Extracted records
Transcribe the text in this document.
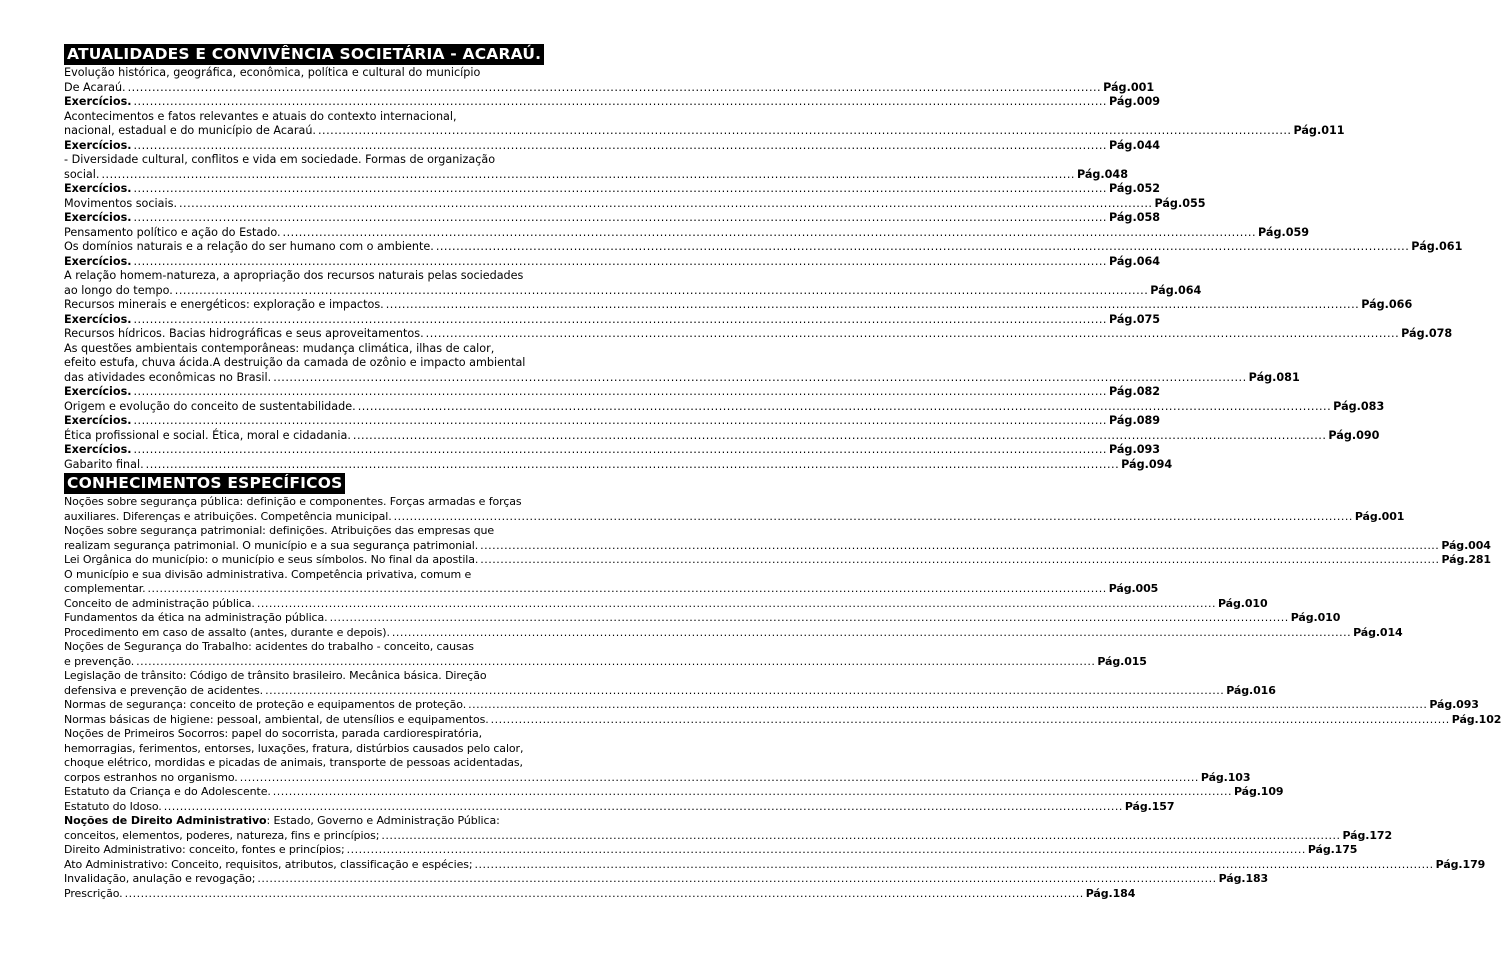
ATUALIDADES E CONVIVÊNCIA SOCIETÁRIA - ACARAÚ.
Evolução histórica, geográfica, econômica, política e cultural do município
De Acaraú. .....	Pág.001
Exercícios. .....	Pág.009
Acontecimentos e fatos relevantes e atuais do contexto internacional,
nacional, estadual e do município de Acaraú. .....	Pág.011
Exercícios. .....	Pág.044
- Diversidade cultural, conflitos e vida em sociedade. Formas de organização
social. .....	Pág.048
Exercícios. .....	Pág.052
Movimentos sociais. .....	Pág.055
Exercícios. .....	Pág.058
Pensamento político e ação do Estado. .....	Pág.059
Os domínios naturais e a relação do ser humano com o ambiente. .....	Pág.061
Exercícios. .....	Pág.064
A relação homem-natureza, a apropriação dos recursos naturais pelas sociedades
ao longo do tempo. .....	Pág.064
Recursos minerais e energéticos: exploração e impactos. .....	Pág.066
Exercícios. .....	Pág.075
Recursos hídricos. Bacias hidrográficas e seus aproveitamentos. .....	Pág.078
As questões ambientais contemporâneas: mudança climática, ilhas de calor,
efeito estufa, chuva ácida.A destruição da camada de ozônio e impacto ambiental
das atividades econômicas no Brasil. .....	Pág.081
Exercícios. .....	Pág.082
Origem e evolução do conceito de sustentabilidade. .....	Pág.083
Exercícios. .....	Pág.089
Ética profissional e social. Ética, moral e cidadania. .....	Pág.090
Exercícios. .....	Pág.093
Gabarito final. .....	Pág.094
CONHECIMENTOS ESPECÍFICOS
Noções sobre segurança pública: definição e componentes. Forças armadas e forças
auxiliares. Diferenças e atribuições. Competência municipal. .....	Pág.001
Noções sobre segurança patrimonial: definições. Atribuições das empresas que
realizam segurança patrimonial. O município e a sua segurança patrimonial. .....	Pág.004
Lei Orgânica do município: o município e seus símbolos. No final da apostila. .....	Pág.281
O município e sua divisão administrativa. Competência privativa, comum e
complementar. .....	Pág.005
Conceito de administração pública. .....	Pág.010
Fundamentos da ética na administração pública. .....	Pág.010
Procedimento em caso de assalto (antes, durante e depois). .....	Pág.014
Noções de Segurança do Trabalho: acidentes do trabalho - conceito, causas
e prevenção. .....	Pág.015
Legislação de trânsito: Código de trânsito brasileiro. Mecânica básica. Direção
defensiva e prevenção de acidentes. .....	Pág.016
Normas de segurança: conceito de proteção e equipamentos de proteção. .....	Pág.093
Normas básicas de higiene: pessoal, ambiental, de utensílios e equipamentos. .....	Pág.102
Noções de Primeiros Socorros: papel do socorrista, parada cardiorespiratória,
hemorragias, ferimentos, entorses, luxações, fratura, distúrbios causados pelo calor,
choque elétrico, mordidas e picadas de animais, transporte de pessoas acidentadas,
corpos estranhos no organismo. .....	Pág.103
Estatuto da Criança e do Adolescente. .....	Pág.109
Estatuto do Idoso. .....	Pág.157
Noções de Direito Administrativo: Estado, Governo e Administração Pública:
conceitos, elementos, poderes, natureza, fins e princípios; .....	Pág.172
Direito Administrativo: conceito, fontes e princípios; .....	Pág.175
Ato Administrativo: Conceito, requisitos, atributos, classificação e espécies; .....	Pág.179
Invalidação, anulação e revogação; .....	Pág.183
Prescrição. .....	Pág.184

Your task: Every record above should be written out again without change, except that the pictures are left out.

Task output:
Transcribe the text in this document.
ATUALIDADES E CONVIVÊNCIA SOCIETÁRIA - ACARAÚ.
Evolução histórica, geográfica, econômica, política e cultural do município
De Acaraú. .....	Pág.001
Exercícios. .....	Pág.009
Acontecimentos e fatos relevantes e atuais do contexto internacional,
nacional, estadual e do município de Acaraú. .....	Pág.011
Exercícios. .....	Pág.044
- Diversidade cultural, conflitos e vida em sociedade. Formas de organização
social. .....	Pág.048
Exercícios. .....	Pág.052
Movimentos sociais. .....	Pág.055
Exercícios. .....	Pág.058
Pensamento político e ação do Estado. .....	Pág.059
Os domínios naturais e a relação do ser humano com o ambiente. .....	Pág.061
Exercícios. .....	Pág.064
A relação homem-natureza, a apropriação dos recursos naturais pelas sociedades
ao longo do tempo. .....	Pág.064
Recursos minerais e energéticos: exploração e impactos. .....	Pág.066
Exercícios. .....	Pág.075
Recursos hídricos. Bacias hidrográficas e seus aproveitamentos. .....	Pág.078
As questões ambientais contemporâneas: mudança climática, ilhas de calor,
efeito estufa, chuva ácida.A destruição da camada de ozônio e impacto ambiental
das atividades econômicas no Brasil. .....	Pág.081
Exercícios. .....	Pág.082
Origem e evolução do conceito de sustentabilidade. .....	Pág.083
Exercícios. .....	Pág.089
Ética profissional e social. Ética, moral e cidadania. .....	Pág.090
Exercícios. .....	Pág.093
Gabarito final. .....	Pág.094
CONHECIMENTOS ESPECÍFICOS
Noções sobre segurança pública: definição e componentes. Forças armadas e forças
auxiliares. Diferenças e atribuições. Competência municipal. .....	Pág.001
Noções sobre segurança patrimonial: definições. Atribuições das empresas que
realizam segurança patrimonial. O município e a sua segurança patrimonial. .....	Pág.004
Lei Orgânica do município: o município e seus símbolos. No final da apostila. .....	Pág.281
O município e sua divisão administrativa. Competência privativa, comum e
complementar. .....	Pág.005
Conceito de administração pública. .....	Pág.010
Fundamentos da ética na administração pública. .....	Pág.010
Procedimento em caso de assalto (antes, durante e depois). .....	Pág.014
Noções de Segurança do Trabalho: acidentes do trabalho - conceito, causas
e prevenção. .....	Pág.015
Legislação de trânsito: Código de trânsito brasileiro. Mecânica básica. Direção
defensiva e prevenção de acidentes. .....	Pág.016
Normas de segurança: conceito de proteção e equipamentos de proteção. .....	Pág.093
Normas básicas de higiene: pessoal, ambiental, de utensílios e equipamentos. .....	Pág.102
Noções de Primeiros Socorros: papel do socorrista, parada cardiorespiratória,
hemorragias, ferimentos, entorses, luxações, fratura, distúrbios causados pelo calor,
choque elétrico, mordidas e picadas de animais, transporte de pessoas acidentadas,
corpos estranhos no organismo. .....	Pág.103
Estatuto da Criança e do Adolescente. .....	Pág.109
Estatuto do Idoso. .....	Pág.157
Noções de Direito Administrativo: Estado, Governo e Administração Pública:
conceitos, elementos, poderes, natureza, fins e princípios; .....	Pág.172
Direito Administrativo: conceito, fontes e princípios; .....	Pág.175
Ato Administrativo: Conceito, requisitos, atributos, classificação e espécies; .....	Pág.179
Invalidação, anulação e revogação; .....	Pág.183
Prescrição. .....	Pág.184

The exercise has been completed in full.